**What is needed**
Make an exact copy of all the entries, with the pictures left out.

— Start —

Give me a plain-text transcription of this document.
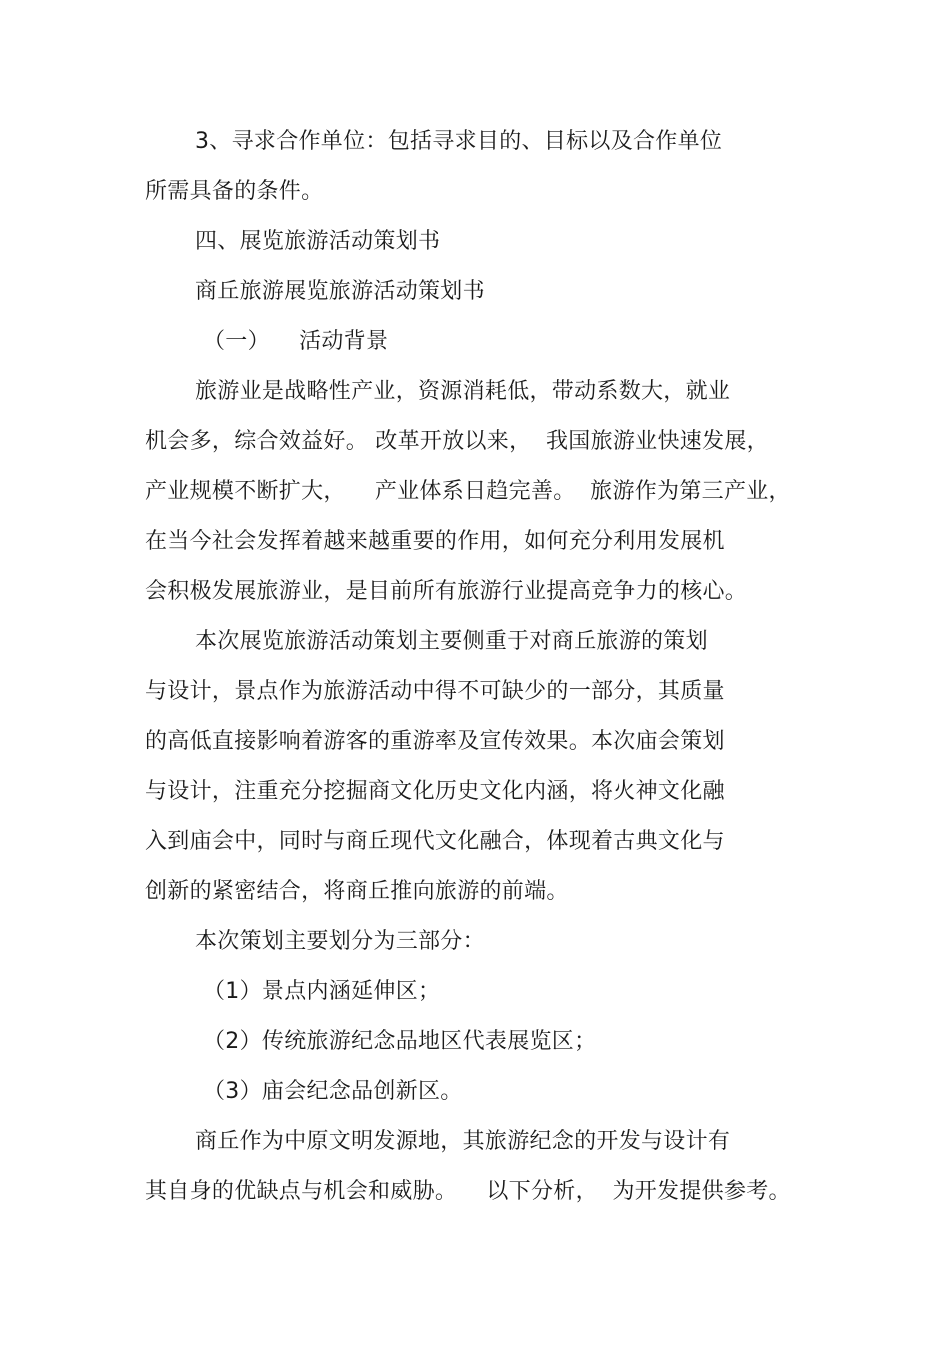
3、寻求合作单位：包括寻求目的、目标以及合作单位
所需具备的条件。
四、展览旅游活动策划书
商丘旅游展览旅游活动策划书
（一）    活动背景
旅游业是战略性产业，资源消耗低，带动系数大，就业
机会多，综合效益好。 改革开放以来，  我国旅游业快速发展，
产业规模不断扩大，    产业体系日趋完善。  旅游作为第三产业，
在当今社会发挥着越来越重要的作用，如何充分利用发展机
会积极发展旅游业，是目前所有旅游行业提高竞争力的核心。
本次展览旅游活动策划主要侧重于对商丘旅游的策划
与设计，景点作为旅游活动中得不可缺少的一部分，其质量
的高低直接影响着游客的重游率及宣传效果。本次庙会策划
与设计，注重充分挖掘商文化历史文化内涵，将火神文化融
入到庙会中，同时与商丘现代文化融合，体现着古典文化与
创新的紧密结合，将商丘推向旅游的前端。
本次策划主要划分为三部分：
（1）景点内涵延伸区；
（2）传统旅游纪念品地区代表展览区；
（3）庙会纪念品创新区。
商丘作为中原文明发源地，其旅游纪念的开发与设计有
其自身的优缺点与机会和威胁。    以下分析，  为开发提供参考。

— End —

**Solved problem**
Give me a plain-text transcription of this document.
3、寻求合作单位：包括寻求目的、目标以及合作单位
所需具备的条件。
四、展览旅游活动策划书
商丘旅游展览旅游活动策划书
（一）    活动背景
旅游业是战略性产业，资源消耗低，带动系数大，就业
机会多，综合效益好。 改革开放以来，  我国旅游业快速发展，
产业规模不断扩大，    产业体系日趋完善。  旅游作为第三产业，
在当今社会发挥着越来越重要的作用，如何充分利用发展机
会积极发展旅游业，是目前所有旅游行业提高竞争力的核心。
本次展览旅游活动策划主要侧重于对商丘旅游的策划
与设计，景点作为旅游活动中得不可缺少的一部分，其质量
的高低直接影响着游客的重游率及宣传效果。本次庙会策划
与设计，注重充分挖掘商文化历史文化内涵，将火神文化融
入到庙会中，同时与商丘现代文化融合，体现着古典文化与
创新的紧密结合，将商丘推向旅游的前端。
本次策划主要划分为三部分：
（1）景点内涵延伸区；
（2）传统旅游纪念品地区代表展览区；
（3）庙会纪念品创新区。
商丘作为中原文明发源地，其旅游纪念的开发与设计有
其自身的优缺点与机会和威胁。    以下分析，  为开发提供参考。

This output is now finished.